TASK INPUTS.
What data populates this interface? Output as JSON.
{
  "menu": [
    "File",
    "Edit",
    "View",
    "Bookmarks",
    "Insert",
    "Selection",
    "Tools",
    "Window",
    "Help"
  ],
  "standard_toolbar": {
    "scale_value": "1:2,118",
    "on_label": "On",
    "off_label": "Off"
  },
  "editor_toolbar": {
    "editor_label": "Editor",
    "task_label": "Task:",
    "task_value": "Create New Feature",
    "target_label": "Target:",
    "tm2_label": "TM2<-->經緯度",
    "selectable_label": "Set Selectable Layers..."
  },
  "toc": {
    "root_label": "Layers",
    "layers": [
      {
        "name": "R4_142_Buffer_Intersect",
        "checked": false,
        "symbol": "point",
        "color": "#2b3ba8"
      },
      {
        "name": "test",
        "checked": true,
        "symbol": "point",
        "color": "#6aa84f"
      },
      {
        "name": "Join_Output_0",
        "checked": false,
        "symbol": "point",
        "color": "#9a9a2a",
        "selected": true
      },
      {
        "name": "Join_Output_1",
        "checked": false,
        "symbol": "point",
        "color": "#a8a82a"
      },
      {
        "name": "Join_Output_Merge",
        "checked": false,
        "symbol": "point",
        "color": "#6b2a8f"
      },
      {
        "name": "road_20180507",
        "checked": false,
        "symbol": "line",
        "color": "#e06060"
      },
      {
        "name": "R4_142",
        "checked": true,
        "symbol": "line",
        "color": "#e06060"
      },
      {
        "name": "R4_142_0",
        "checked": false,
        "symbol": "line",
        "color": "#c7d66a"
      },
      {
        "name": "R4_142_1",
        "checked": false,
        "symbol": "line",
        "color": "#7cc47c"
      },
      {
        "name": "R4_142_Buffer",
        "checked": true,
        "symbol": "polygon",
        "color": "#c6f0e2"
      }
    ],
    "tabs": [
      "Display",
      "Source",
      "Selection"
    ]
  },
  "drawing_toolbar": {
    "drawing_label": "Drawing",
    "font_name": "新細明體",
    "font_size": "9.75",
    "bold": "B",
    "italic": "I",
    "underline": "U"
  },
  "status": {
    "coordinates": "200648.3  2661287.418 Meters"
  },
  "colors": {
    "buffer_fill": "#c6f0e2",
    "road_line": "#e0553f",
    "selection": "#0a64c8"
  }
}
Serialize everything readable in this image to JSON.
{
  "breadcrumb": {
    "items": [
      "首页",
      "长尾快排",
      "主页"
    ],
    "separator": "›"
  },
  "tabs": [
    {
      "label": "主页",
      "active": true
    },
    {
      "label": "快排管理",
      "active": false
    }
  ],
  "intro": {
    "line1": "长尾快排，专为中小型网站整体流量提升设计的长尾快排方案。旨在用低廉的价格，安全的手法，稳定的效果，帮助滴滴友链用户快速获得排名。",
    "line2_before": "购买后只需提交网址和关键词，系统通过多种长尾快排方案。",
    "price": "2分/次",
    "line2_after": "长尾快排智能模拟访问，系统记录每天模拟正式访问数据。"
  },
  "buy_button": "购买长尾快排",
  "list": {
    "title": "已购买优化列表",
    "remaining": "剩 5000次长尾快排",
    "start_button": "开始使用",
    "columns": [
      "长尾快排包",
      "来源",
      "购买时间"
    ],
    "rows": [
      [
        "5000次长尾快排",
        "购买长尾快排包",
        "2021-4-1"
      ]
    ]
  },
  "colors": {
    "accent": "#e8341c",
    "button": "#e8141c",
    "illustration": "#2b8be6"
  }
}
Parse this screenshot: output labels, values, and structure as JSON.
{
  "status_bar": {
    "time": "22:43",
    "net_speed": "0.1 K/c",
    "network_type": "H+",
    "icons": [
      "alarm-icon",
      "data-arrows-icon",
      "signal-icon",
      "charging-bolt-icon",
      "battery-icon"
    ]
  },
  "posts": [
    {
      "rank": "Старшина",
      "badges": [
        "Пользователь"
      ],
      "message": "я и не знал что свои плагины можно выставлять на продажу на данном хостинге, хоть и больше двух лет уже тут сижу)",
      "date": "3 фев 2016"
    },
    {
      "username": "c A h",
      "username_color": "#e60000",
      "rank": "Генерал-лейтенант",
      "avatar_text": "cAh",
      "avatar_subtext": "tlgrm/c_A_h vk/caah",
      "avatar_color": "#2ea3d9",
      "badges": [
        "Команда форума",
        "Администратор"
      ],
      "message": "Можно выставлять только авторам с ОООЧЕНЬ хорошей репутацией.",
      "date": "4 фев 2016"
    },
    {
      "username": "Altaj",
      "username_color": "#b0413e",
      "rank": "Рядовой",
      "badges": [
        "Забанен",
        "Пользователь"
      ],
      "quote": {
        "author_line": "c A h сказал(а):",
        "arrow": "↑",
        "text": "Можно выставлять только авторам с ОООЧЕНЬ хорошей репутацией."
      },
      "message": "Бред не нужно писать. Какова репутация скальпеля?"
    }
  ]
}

WHAT IS EXPECTED.
Transcribe the whole listing with nothing added or left out.

EXERCISE ANSWER.
What data populates this interface? Output as JSON.
{
  "menu": [
    "File",
    "Edit",
    "View",
    "Bookmarks",
    "Insert",
    "Selection",
    "Tools",
    "Window",
    "Help"
  ],
  "standard_toolbar": {
    "scale_value": "1:2,118",
    "on_label": "On",
    "off_label": "Off"
  },
  "editor_toolbar": {
    "editor_label": "Editor",
    "task_label": "Task:",
    "task_value": "Create New Feature",
    "target_label": "Target:",
    "tm2_label": "TM2<-->經緯度",
    "selectable_label": "Set Selectable Layers..."
  },
  "toc": {
    "root_label": "Layers",
    "layers": [
      {
        "name": "R4_142_Buffer_Intersect",
        "checked": false,
        "symbol": "point",
        "color": "#2b3ba8"
      },
      {
        "name": "test",
        "checked": true,
        "symbol": "point",
        "color": "#6aa84f"
      },
      {
        "name": "Join_Output_0",
        "checked": false,
        "symbol": "point",
        "color": "#9a9a2a",
        "selected": true
      },
      {
        "name": "Join_Output_1",
        "checked": false,
        "symbol": "point",
        "color": "#a8a82a"
      },
      {
        "name": "Join_Output_Merge",
        "checked": false,
        "symbol": "point",
        "color": "#6b2a8f"
      },
      {
        "name": "road_20180507",
        "checked": false,
        "symbol": "line",
        "color": "#e06060"
      },
      {
        "name": "R4_142",
        "checked": true,
        "symbol": "line",
        "color": "#e06060"
      },
      {
        "name": "R4_142_0",
        "checked": false,
        "symbol": "line",
        "color": "#c7d66a"
      },
      {
        "name": "R4_142_1",
        "checked": false,
        "symbol": "line",
        "color": "#7cc47c"
      },
      {
        "name": "R4_142_Buffer",
        "checked": true,
        "symbol": "polygon",
        "color": "#c6f0e2"
      }
    ],
    "tabs": [
      "Display",
      "Source",
      "Selection"
    ]
  },
  "drawing_toolbar": {
    "drawing_label": "Drawing",
    "font_name": "新細明體",
    "font_size": "9.75",
    "bold": "B",
    "italic": "I",
    "underline": "U"
  },
  "status": {
    "coordinates": "200648.3  2661287.418 Meters"
  },
  "colors": {
    "buffer_fill": "#c6f0e2",
    "road_line": "#e0553f",
    "selection": "#0a64c8"
  }
}
Serialize everything readable in this image to JSON.
{
  "breadcrumb": {
    "items": [
      "首页",
      "长尾快排",
      "主页"
    ],
    "separator": "›"
  },
  "tabs": [
    {
      "label": "主页",
      "active": true
    },
    {
      "label": "快排管理",
      "active": false
    }
  ],
  "intro": {
    "line1": "长尾快排，专为中小型网站整体流量提升设计的长尾快排方案。旨在用低廉的价格，安全的手法，稳定的效果，帮助滴滴友链用户快速获得排名。",
    "line2_before": "购买后只需提交网址和关键词，系统通过多种长尾快排方案。",
    "price": "2分/次",
    "line2_after": "长尾快排智能模拟访问，系统记录每天模拟正式访问数据。"
  },
  "buy_button": "购买长尾快排",
  "list": {
    "title": "已购买优化列表",
    "remaining": "剩 5000次长尾快排",
    "start_button": "开始使用",
    "columns": [
      "长尾快排包",
      "来源",
      "购买时间"
    ],
    "rows": [
      [
        "5000次长尾快排",
        "购买长尾快排包",
        "2021-4-1"
      ]
    ]
  },
  "colors": {
    "accent": "#e8341c",
    "button": "#e8141c",
    "illustration": "#2b8be6"
  }
}
Parse this screenshot: output labels, values, and structure as JSON.
{
  "status_bar": {
    "time": "22:43",
    "net_speed": "0.1 K/c",
    "network_type": "H+",
    "icons": [
      "alarm-icon",
      "data-arrows-icon",
      "signal-icon",
      "charging-bolt-icon",
      "battery-icon"
    ]
  },
  "posts": [
    {
      "rank": "Старшина",
      "badges": [
        "Пользователь"
      ],
      "message": "я и не знал что свои плагины можно выставлять на продажу на данном хостинге, хоть и больше двух лет уже тут сижу)",
      "date": "3 фев 2016"
    },
    {
      "username": "c A h",
      "username_color": "#e60000",
      "rank": "Генерал-лейтенант",
      "avatar_text": "cAh",
      "avatar_subtext": "tlgrm/c_A_h vk/caah",
      "avatar_color": "#2ea3d9",
      "badges": [
        "Команда форума",
        "Администратор"
      ],
      "message": "Можно выставлять только авторам с ОООЧЕНЬ хорошей репутацией.",
      "date": "4 фев 2016"
    },
    {
      "username": "Altaj",
      "username_color": "#b0413e",
      "rank": "Рядовой",
      "badges": [
        "Забанен",
        "Пользователь"
      ],
      "quote": {
        "author_line": "c A h сказал(а):",
        "arrow": "↑",
        "text": "Можно выставлять только авторам с ОООЧЕНЬ хорошей репутацией."
      },
      "message": "Бред не нужно писать. Какова репутация скальпеля?"
    }
  ]
}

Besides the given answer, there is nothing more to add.